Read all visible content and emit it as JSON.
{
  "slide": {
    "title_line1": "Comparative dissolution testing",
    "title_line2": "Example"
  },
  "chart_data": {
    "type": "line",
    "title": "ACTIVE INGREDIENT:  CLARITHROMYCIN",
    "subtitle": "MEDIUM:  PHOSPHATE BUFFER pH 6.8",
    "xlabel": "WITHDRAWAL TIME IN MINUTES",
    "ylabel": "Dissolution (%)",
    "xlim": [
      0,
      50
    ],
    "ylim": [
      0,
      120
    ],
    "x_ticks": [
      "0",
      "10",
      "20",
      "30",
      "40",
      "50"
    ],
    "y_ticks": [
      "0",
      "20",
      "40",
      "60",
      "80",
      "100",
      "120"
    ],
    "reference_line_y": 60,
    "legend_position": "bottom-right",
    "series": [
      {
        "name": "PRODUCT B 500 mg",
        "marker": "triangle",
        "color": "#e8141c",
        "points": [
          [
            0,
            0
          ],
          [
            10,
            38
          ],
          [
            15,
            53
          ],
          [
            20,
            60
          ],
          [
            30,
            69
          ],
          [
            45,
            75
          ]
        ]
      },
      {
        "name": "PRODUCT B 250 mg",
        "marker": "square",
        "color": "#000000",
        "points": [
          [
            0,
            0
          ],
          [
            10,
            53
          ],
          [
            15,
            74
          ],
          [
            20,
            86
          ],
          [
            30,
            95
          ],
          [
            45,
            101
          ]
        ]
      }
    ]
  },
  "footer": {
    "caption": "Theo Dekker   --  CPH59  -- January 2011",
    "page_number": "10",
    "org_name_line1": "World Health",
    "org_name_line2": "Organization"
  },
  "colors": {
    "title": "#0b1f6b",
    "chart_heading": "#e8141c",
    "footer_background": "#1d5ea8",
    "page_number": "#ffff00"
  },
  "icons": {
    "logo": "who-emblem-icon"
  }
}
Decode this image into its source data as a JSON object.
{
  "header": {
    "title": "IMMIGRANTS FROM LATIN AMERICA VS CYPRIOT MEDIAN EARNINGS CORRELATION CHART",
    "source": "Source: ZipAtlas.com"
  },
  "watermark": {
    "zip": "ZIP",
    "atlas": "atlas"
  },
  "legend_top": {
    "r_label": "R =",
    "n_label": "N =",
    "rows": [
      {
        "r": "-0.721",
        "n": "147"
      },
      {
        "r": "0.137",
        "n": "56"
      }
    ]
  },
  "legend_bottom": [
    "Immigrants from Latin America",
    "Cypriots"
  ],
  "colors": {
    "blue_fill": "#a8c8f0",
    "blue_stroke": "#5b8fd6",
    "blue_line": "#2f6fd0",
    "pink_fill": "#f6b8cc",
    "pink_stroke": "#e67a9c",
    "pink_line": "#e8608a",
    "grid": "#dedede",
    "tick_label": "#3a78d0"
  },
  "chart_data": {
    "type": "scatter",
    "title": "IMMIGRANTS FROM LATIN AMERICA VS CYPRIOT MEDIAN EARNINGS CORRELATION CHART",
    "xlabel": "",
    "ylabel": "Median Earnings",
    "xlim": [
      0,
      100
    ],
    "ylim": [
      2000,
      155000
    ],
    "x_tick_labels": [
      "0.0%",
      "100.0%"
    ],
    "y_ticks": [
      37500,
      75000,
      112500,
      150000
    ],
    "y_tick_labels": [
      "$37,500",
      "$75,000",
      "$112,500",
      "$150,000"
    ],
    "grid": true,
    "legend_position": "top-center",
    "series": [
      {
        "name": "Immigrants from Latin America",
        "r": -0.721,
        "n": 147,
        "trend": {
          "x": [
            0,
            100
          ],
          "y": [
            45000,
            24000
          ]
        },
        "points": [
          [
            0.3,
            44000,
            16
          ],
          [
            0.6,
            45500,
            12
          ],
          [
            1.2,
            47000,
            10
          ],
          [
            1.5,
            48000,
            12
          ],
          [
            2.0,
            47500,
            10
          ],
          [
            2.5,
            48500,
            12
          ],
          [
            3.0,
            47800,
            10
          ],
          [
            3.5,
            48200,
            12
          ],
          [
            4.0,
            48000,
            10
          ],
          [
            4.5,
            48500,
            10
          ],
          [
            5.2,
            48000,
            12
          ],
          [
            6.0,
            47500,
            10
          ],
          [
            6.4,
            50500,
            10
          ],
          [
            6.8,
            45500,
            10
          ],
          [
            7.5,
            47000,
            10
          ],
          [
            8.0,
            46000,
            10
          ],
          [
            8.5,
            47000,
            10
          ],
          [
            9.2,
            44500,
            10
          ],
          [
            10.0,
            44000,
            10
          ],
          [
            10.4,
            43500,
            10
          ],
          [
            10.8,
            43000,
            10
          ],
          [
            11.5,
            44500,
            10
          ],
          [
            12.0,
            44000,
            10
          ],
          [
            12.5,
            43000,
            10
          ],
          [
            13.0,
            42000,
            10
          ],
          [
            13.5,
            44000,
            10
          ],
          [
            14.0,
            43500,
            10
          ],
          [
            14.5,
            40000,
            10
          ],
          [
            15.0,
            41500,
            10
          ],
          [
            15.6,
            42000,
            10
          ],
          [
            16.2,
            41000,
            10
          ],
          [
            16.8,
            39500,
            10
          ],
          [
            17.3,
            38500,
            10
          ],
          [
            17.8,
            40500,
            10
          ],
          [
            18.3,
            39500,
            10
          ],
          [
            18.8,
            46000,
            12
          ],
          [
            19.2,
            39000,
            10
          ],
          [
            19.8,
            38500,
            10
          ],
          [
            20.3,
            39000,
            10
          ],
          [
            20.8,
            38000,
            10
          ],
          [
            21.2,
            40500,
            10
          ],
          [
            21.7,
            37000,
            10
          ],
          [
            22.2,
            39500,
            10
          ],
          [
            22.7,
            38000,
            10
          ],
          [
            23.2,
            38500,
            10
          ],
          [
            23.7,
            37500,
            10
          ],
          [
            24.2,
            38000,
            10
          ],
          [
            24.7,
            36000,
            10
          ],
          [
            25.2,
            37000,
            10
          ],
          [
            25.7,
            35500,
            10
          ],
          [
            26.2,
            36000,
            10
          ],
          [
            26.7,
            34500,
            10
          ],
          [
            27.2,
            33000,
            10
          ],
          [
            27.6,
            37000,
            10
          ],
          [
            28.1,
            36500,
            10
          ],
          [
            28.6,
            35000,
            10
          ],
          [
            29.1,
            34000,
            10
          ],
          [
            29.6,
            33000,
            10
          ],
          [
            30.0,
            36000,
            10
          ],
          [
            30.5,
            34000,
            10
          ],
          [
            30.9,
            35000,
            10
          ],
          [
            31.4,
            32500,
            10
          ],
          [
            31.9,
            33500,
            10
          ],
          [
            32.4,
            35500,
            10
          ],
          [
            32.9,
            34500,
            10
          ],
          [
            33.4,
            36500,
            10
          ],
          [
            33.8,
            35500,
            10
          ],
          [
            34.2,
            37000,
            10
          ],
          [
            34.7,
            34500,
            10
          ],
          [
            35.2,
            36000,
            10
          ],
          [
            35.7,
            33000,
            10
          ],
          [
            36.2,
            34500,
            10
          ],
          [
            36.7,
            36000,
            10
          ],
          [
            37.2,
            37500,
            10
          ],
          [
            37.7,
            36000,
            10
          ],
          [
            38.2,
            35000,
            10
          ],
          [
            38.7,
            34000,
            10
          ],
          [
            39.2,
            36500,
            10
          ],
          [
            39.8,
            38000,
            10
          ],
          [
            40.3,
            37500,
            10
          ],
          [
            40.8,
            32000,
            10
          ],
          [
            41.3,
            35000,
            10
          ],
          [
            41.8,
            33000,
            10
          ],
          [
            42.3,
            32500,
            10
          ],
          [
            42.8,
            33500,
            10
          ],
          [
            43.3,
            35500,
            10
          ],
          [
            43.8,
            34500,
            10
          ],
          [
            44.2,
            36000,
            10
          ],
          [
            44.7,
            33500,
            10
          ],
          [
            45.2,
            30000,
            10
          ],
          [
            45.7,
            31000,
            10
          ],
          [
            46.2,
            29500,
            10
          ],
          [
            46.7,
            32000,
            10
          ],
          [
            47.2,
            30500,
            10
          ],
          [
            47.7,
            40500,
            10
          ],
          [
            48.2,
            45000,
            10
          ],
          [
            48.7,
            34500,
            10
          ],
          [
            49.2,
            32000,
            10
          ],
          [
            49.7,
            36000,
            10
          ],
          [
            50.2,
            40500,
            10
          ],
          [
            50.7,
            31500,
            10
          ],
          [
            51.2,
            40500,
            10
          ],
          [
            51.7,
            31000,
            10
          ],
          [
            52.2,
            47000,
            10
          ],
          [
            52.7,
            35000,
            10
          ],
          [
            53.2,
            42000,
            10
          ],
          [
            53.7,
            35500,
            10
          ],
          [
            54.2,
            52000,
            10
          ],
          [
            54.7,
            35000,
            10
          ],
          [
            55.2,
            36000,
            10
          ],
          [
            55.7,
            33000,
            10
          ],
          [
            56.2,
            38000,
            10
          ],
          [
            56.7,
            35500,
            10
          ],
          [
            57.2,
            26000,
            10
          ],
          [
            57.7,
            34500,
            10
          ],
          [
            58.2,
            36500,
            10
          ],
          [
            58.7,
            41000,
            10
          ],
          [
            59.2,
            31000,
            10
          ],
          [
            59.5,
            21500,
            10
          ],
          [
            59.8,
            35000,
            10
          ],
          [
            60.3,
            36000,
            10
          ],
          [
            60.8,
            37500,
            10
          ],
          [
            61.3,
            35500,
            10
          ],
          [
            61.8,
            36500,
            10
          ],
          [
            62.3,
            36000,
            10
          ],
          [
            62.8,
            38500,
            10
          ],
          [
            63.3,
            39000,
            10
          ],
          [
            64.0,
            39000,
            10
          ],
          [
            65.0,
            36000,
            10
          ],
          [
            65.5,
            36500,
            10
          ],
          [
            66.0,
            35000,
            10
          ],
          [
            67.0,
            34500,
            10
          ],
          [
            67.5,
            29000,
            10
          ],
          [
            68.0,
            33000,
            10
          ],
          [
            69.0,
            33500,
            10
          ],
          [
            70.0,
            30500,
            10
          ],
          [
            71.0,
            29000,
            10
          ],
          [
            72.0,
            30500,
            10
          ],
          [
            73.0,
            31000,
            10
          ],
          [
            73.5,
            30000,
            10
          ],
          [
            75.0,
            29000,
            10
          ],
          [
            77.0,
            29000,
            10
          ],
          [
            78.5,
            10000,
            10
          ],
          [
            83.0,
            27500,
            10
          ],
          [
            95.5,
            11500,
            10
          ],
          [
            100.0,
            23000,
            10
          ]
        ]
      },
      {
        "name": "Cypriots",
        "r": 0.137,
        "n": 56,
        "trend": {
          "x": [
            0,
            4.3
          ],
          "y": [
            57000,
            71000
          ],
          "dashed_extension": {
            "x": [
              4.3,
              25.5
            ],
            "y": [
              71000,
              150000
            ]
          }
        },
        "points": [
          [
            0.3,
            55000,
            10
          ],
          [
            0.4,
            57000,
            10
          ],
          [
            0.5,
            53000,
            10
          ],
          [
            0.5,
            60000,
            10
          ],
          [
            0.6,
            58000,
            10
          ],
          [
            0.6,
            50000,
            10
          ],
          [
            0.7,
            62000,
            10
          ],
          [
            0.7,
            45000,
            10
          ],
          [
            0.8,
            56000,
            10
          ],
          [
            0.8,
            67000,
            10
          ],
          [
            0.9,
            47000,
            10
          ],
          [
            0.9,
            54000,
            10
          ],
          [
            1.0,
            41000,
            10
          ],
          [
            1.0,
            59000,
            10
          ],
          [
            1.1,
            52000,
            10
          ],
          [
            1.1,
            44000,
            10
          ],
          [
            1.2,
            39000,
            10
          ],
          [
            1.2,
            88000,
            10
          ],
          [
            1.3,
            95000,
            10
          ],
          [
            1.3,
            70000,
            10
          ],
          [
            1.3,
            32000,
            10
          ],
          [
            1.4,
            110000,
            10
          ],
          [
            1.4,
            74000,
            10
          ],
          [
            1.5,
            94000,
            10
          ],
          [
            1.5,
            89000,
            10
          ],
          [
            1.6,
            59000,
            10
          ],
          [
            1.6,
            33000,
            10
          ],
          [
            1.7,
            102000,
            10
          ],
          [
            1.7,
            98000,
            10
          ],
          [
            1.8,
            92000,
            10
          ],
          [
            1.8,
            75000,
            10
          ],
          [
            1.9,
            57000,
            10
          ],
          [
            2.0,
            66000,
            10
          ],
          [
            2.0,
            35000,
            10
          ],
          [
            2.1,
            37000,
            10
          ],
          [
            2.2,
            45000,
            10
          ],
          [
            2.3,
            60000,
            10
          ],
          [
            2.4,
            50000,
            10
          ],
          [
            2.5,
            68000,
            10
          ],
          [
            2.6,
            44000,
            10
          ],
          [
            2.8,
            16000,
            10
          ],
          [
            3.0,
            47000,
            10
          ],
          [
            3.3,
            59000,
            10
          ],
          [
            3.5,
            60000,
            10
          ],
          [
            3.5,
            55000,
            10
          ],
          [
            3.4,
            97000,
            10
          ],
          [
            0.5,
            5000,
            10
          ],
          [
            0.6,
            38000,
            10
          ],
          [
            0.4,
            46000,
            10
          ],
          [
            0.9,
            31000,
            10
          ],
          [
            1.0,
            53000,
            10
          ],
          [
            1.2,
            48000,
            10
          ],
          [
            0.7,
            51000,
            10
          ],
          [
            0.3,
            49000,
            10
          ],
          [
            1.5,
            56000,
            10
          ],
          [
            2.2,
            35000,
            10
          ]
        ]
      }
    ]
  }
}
- - - - -
» **Written request**
Scan the listing above and identify each line holding the string "PRODUCT"; copy every such line.

» **Exercise response**
        "name": "PRODUCT B 500 mg",
        "name": "PRODUCT B 250 mg",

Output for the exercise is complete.